PROVIDED INFORMATION:
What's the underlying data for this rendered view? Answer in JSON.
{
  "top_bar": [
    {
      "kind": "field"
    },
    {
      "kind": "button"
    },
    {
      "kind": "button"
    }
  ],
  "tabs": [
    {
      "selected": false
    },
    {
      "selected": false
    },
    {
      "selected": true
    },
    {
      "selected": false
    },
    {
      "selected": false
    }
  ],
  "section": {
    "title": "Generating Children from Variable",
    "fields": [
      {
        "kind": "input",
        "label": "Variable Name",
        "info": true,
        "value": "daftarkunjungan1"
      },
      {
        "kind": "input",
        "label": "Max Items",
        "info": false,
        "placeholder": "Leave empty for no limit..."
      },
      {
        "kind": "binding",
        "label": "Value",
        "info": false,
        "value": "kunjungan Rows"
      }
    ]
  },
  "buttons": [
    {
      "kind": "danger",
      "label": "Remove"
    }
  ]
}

EXERCISE OBJECTIVE:
Each record above should be returned exactly as it appears.

SOLUTION TO THE PROBLEM:
What's the underlying data for this rendered view? Answer in JSON.
{
  "top_bar": [
    {
      "kind": "field"
    },
    {
      "kind": "button"
    },
    {
      "kind": "button"
    }
  ],
  "tabs": [
    {
      "selected": false
    },
    {
      "selected": false
    },
    {
      "selected": true
    },
    {
      "selected": false
    },
    {
      "selected": false
    }
  ],
  "section": {
    "title": "Generating Children from Variable",
    "fields": [
      {
        "kind": "input",
        "label": "Variable Name",
        "info": true,
        "value": "daftarkunjungan1"
      },
      {
        "kind": "input",
        "label": "Max Items",
        "info": false,
        "placeholder": "Leave empty for no limit..."
      },
      {
        "kind": "binding",
        "label": "Value",
        "info": false,
        "value": "kunjungan Rows"
      }
    ]
  },
  "buttons": [
    {
      "kind": "danger",
      "label": "Remove"
    }
  ]
}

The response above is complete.